Pictures stay out of the copy; set down each line of the listing below exactly.

Records from a dataset
☆ ☆ ☆ ☆
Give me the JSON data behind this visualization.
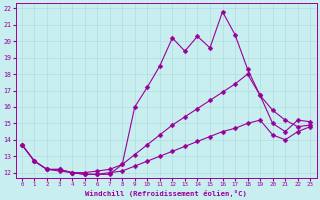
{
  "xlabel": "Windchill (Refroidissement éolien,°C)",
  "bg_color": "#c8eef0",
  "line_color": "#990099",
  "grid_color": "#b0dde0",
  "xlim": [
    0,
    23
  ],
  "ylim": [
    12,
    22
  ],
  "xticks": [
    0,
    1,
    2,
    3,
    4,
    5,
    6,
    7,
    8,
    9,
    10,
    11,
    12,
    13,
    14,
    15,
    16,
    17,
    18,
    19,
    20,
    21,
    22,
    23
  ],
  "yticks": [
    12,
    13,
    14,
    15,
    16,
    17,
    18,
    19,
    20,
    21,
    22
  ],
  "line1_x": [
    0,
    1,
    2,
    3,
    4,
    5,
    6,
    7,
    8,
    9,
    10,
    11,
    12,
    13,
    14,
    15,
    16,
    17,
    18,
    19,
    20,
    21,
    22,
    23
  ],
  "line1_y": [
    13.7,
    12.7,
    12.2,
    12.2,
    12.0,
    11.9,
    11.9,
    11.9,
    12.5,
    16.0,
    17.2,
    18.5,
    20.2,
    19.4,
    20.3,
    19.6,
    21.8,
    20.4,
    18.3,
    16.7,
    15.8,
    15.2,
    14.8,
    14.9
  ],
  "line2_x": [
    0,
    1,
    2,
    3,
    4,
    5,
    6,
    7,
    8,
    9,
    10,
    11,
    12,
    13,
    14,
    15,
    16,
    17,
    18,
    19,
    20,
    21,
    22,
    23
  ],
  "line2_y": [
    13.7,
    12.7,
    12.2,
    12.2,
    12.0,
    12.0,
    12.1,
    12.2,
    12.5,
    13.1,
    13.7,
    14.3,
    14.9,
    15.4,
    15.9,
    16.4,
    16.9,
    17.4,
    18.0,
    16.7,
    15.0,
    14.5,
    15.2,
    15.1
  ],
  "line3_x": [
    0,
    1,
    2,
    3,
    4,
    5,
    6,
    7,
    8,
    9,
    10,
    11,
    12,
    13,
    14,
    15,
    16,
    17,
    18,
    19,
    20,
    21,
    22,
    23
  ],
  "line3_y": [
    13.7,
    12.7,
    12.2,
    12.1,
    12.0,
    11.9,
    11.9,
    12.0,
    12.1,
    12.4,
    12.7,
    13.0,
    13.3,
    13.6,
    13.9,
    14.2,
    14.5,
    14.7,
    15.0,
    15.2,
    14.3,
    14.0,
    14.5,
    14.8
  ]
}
☆ ☆ ☆ ☆
• **SOLUTION FOR THIS EXERCISE**:
Give me the JSON data behind this visualization.
{
  "xlabel": "Windchill (Refroidissement éolien,°C)",
  "bg_color": "#c8eef0",
  "line_color": "#990099",
  "grid_color": "#b0dde0",
  "xlim": [
    0,
    23
  ],
  "ylim": [
    12,
    22
  ],
  "xticks": [
    0,
    1,
    2,
    3,
    4,
    5,
    6,
    7,
    8,
    9,
    10,
    11,
    12,
    13,
    14,
    15,
    16,
    17,
    18,
    19,
    20,
    21,
    22,
    23
  ],
  "yticks": [
    12,
    13,
    14,
    15,
    16,
    17,
    18,
    19,
    20,
    21,
    22
  ],
  "line1_x": [
    0,
    1,
    2,
    3,
    4,
    5,
    6,
    7,
    8,
    9,
    10,
    11,
    12,
    13,
    14,
    15,
    16,
    17,
    18,
    19,
    20,
    21,
    22,
    23
  ],
  "line1_y": [
    13.7,
    12.7,
    12.2,
    12.2,
    12.0,
    11.9,
    11.9,
    11.9,
    12.5,
    16.0,
    17.2,
    18.5,
    20.2,
    19.4,
    20.3,
    19.6,
    21.8,
    20.4,
    18.3,
    16.7,
    15.8,
    15.2,
    14.8,
    14.9
  ],
  "line2_x": [
    0,
    1,
    2,
    3,
    4,
    5,
    6,
    7,
    8,
    9,
    10,
    11,
    12,
    13,
    14,
    15,
    16,
    17,
    18,
    19,
    20,
    21,
    22,
    23
  ],
  "line2_y": [
    13.7,
    12.7,
    12.2,
    12.2,
    12.0,
    12.0,
    12.1,
    12.2,
    12.5,
    13.1,
    13.7,
    14.3,
    14.9,
    15.4,
    15.9,
    16.4,
    16.9,
    17.4,
    18.0,
    16.7,
    15.0,
    14.5,
    15.2,
    15.1
  ],
  "line3_x": [
    0,
    1,
    2,
    3,
    4,
    5,
    6,
    7,
    8,
    9,
    10,
    11,
    12,
    13,
    14,
    15,
    16,
    17,
    18,
    19,
    20,
    21,
    22,
    23
  ],
  "line3_y": [
    13.7,
    12.7,
    12.2,
    12.1,
    12.0,
    11.9,
    11.9,
    12.0,
    12.1,
    12.4,
    12.7,
    13.0,
    13.3,
    13.6,
    13.9,
    14.2,
    14.5,
    14.7,
    15.0,
    15.2,
    14.3,
    14.0,
    14.5,
    14.8
  ]
}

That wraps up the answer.